▸ Short exercise: Write every record out again exactly, and keep images out of it.

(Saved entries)
^^^^^^^^

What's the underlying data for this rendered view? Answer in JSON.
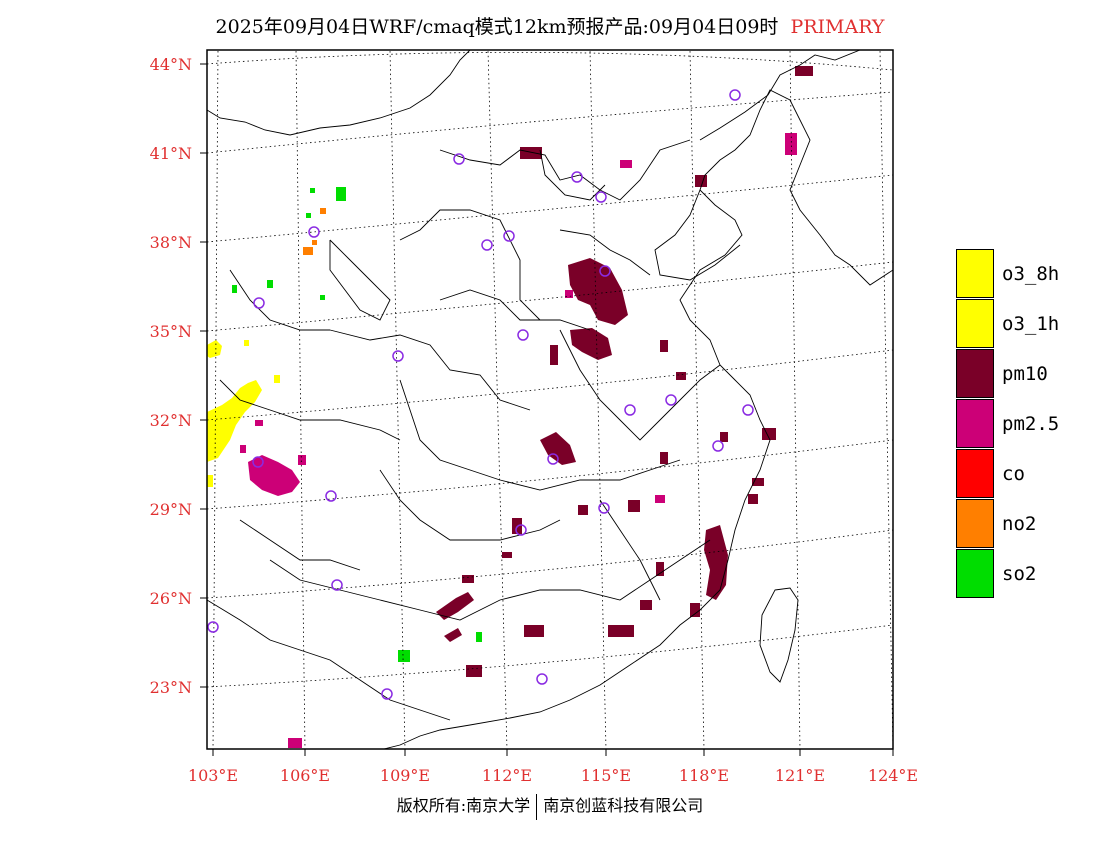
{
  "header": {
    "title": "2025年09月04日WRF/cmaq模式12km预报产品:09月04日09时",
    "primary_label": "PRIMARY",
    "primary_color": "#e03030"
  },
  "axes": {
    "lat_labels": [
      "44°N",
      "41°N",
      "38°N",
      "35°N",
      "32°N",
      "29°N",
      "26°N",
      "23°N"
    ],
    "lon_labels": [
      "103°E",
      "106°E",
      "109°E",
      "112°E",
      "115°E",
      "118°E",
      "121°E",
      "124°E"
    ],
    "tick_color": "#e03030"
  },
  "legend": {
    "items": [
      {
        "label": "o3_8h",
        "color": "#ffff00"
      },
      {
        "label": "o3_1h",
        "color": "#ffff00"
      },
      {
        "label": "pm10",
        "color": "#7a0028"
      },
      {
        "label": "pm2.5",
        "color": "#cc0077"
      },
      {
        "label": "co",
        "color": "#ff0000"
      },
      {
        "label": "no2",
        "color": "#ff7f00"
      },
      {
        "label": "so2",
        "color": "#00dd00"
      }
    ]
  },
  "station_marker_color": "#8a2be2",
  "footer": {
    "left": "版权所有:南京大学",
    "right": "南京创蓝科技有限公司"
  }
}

^^^^^^^^

▸ Solution to the problem:
What's the underlying data for this rendered view? Answer in JSON.
{
  "header": {
    "title": "2025年09月04日WRF/cmaq模式12km预报产品:09月04日09时",
    "primary_label": "PRIMARY",
    "primary_color": "#e03030"
  },
  "axes": {
    "lat_labels": [
      "44°N",
      "41°N",
      "38°N",
      "35°N",
      "32°N",
      "29°N",
      "26°N",
      "23°N"
    ],
    "lon_labels": [
      "103°E",
      "106°E",
      "109°E",
      "112°E",
      "115°E",
      "118°E",
      "121°E",
      "124°E"
    ],
    "tick_color": "#e03030"
  },
  "legend": {
    "items": [
      {
        "label": "o3_8h",
        "color": "#ffff00"
      },
      {
        "label": "o3_1h",
        "color": "#ffff00"
      },
      {
        "label": "pm10",
        "color": "#7a0028"
      },
      {
        "label": "pm2.5",
        "color": "#cc0077"
      },
      {
        "label": "co",
        "color": "#ff0000"
      },
      {
        "label": "no2",
        "color": "#ff7f00"
      },
      {
        "label": "so2",
        "color": "#00dd00"
      }
    ]
  },
  "station_marker_color": "#8a2be2",
  "footer": {
    "left": "版权所有:南京大学",
    "right": "南京创蓝科技有限公司"
  }
}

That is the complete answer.